GOAL
Return, word for word, every line that follows.

Dataset records:

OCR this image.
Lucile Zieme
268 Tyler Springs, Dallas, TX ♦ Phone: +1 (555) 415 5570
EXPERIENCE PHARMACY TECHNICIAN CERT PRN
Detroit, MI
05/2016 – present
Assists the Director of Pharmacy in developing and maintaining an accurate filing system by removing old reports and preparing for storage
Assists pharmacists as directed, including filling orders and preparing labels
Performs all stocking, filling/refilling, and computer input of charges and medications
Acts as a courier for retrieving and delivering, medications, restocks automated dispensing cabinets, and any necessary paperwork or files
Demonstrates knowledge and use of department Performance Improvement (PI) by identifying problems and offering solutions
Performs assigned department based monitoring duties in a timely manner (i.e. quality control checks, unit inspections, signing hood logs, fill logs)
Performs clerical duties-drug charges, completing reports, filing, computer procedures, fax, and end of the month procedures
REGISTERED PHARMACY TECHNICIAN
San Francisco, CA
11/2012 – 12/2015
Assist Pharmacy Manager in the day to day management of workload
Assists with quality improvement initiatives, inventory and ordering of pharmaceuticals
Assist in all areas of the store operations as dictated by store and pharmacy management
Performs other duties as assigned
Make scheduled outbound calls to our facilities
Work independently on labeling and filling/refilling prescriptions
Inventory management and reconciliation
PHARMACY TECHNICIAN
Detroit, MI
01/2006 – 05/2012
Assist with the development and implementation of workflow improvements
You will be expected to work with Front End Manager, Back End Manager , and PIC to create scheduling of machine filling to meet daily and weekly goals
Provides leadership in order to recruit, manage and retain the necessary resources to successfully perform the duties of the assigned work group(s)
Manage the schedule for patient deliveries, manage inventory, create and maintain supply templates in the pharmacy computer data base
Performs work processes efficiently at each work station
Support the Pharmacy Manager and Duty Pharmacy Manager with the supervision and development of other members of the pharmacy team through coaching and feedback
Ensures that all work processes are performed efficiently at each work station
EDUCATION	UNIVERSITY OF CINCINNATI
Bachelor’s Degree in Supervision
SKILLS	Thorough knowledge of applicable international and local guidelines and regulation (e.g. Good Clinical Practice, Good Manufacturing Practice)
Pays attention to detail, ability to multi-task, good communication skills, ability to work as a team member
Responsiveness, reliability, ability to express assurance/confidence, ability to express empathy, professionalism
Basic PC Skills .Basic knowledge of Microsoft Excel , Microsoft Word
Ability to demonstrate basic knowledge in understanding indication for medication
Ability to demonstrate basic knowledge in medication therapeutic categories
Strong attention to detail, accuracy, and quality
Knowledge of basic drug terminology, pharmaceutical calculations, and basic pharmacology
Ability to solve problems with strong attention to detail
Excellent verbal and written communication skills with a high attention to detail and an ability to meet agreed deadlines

PROBLEM SOLUTION
OCR this image.
Lucile Zieme
268 Tyler Springs, Dallas, TX ♦ Phone: +1 (555) 415 5570
EXPERIENCE PHARMACY TECHNICIAN CERT PRN
Detroit, MI
05/2016 – present
Assists the Director of Pharmacy in developing and maintaining an accurate filing system by removing old reports and preparing for storage
Assists pharmacists as directed, including filling orders and preparing labels
Performs all stocking, filling/refilling, and computer input of charges and medications
Acts as a courier for retrieving and delivering, medications, restocks automated dispensing cabinets, and any necessary paperwork or files
Demonstrates knowledge and use of department Performance Improvement (PI) by identifying problems and offering solutions
Performs assigned department based monitoring duties in a timely manner (i.e. quality control checks, unit inspections, signing hood logs, fill logs)
Performs clerical duties-drug charges, completing reports, filing, computer procedures, fax, and end of the month procedures
REGISTERED PHARMACY TECHNICIAN
San Francisco, CA
11/2012 – 12/2015
Assist Pharmacy Manager in the day to day management of workload
Assists with quality improvement initiatives, inventory and ordering of pharmaceuticals
Assist in all areas of the store operations as dictated by store and pharmacy management
Performs other duties as assigned
Make scheduled outbound calls to our facilities
Work independently on labeling and filling/refilling prescriptions
Inventory management and reconciliation
PHARMACY TECHNICIAN
Detroit, MI
01/2006 – 05/2012
Assist with the development and implementation of workflow improvements
You will be expected to work with Front End Manager, Back End Manager , and PIC to create scheduling of machine filling to meet daily and weekly goals
Provides leadership in order to recruit, manage and retain the necessary resources to successfully perform the duties of the assigned work group(s)
Manage the schedule for patient deliveries, manage inventory, create and maintain supply templates in the pharmacy computer data base
Performs work processes efficiently at each work station
Support the Pharmacy Manager and Duty Pharmacy Manager with the supervision and development of other members of the pharmacy team through coaching and feedback
Ensures that all work processes are performed efficiently at each work station
EDUCATION	UNIVERSITY OF CINCINNATI
Bachelor’s Degree in Supervision
SKILLS	Thorough knowledge of applicable international and local guidelines and regulation (e.g. Good Clinical Practice, Good Manufacturing Practice)
Pays attention to detail, ability to multi-task, good communication skills, ability to work as a team member
Responsiveness, reliability, ability to express assurance/confidence, ability to express empathy, professionalism
Basic PC Skills .Basic knowledge of Microsoft Excel , Microsoft Word
Ability to demonstrate basic knowledge in understanding indication for medication
Ability to demonstrate basic knowledge in medication therapeutic categories
Strong attention to detail, accuracy, and quality
Knowledge of basic drug terminology, pharmaceutical calculations, and basic pharmacology
Ability to solve problems with strong attention to detail
Excellent verbal and written communication skills with a high attention to detail and an ability to meet agreed deadlines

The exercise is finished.